(Dataset rows about figures)
********************

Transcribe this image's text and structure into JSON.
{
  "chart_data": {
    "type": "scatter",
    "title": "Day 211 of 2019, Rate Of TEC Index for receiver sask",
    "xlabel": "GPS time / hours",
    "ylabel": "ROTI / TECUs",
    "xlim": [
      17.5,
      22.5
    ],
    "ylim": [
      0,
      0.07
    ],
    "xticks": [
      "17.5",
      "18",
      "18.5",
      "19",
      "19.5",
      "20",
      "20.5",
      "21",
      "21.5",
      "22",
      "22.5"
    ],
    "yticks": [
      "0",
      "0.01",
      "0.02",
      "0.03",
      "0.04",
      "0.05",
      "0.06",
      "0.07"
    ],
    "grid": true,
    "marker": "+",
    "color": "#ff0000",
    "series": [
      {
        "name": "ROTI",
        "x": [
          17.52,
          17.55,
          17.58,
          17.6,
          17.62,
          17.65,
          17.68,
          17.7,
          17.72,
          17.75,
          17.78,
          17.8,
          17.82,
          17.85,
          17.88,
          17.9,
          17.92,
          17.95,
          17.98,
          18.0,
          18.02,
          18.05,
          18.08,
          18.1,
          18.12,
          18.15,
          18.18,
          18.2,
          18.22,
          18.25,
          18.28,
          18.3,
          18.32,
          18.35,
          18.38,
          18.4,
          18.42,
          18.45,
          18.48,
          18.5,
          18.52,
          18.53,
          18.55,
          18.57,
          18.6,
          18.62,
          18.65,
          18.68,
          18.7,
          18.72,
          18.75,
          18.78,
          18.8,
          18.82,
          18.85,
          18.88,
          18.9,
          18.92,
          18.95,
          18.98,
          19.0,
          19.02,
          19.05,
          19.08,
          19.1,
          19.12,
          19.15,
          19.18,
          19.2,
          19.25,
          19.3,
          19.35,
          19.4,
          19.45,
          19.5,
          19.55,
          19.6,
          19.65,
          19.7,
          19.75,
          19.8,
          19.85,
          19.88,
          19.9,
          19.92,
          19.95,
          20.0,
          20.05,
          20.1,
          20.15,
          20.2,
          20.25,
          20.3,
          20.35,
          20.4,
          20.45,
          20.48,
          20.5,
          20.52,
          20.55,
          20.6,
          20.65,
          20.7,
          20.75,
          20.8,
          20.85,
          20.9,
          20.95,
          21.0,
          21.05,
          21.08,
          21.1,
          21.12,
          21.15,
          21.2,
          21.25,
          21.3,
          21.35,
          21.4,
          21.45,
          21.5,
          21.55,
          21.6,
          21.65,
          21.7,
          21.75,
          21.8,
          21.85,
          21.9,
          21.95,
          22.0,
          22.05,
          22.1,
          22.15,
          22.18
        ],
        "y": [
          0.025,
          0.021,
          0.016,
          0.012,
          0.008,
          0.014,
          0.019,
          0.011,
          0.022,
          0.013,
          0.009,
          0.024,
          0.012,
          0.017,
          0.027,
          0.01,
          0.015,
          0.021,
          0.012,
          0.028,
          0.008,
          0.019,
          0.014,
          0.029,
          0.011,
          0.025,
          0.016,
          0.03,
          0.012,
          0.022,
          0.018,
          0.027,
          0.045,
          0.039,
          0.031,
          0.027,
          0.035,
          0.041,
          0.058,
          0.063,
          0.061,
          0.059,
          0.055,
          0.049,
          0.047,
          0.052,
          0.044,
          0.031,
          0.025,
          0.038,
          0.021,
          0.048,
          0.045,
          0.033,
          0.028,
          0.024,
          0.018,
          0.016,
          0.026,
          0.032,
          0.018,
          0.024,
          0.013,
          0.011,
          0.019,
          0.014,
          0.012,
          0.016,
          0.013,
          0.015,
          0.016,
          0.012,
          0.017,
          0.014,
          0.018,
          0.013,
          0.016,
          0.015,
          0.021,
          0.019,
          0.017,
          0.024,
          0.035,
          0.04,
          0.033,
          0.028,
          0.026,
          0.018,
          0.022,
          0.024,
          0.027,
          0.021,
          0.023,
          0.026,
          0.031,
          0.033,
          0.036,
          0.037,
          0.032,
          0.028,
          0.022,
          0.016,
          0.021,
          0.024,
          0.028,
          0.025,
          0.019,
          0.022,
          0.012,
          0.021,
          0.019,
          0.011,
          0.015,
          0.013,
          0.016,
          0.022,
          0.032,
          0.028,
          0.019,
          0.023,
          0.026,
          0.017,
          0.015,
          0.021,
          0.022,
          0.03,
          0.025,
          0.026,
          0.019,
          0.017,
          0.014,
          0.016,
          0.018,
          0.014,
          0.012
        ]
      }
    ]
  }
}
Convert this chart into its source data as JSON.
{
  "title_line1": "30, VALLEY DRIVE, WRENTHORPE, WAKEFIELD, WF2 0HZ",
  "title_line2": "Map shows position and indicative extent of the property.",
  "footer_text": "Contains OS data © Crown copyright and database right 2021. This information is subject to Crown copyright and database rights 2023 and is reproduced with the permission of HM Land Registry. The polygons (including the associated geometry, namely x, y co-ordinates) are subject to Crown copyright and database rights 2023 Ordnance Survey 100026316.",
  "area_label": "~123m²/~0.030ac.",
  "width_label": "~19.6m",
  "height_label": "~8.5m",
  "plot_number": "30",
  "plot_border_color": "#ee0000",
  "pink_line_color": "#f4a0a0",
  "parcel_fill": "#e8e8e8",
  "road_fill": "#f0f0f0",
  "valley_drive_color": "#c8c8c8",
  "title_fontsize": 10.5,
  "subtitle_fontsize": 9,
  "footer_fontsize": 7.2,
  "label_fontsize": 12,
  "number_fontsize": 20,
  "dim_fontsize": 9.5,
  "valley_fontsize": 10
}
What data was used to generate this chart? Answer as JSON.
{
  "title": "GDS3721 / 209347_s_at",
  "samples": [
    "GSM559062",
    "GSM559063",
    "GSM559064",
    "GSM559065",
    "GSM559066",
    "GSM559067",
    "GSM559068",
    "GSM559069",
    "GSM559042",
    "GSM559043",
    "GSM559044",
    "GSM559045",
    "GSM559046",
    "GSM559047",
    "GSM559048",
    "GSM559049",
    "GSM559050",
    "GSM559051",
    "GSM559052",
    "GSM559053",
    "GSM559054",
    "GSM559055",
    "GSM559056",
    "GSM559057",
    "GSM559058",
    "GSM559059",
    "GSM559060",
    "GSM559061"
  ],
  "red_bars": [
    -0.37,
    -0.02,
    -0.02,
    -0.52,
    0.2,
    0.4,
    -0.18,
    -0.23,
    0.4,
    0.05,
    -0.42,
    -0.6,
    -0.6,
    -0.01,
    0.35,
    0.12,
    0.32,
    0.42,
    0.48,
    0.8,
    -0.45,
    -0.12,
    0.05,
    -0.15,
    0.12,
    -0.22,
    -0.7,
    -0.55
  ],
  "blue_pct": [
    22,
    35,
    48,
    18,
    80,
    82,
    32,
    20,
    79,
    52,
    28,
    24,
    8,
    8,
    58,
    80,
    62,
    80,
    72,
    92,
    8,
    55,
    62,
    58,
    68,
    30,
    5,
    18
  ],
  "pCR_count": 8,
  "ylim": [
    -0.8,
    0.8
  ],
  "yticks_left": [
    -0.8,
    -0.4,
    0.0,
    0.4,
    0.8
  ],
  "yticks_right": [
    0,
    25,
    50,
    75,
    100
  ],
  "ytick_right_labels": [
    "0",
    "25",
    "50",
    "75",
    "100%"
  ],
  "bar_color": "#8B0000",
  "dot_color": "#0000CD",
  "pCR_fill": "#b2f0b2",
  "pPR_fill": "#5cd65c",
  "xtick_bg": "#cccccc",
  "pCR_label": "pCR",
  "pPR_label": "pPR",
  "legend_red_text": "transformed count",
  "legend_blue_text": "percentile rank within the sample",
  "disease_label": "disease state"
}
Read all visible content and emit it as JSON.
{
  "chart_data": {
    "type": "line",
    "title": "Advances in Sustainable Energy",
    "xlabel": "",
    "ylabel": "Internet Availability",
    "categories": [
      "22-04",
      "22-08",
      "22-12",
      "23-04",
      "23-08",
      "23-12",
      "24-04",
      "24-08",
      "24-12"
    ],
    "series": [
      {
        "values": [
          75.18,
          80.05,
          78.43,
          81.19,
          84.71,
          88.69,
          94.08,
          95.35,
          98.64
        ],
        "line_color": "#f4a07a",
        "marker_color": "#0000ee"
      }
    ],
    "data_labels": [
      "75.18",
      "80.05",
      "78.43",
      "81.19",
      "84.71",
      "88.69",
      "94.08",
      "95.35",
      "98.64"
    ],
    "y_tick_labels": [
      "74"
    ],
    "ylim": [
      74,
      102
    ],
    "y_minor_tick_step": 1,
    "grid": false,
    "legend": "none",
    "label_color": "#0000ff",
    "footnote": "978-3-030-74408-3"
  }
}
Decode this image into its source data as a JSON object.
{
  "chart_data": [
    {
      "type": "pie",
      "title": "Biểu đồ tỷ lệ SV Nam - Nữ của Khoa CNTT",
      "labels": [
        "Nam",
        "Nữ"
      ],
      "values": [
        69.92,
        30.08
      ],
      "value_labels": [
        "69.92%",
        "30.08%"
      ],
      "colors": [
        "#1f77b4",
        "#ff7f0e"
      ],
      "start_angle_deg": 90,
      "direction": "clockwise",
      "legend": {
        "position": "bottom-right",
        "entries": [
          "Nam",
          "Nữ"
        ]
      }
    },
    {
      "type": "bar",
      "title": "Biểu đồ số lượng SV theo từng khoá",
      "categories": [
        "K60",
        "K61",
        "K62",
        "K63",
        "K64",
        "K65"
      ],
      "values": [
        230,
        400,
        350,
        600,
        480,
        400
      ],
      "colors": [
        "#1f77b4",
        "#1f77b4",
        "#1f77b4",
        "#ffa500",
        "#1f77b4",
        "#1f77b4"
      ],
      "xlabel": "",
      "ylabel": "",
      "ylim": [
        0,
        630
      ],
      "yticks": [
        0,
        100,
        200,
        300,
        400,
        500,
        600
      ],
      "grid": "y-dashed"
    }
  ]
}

********************

## GOAL
Pull out and copy each line containing the string "Biểu".

## THE RESPONSE
      "title": "Biểu đồ tỷ lệ SV Nam - Nữ của Khoa CNTT",
      "title": "Biểu đồ số lượng SV theo từng khoá",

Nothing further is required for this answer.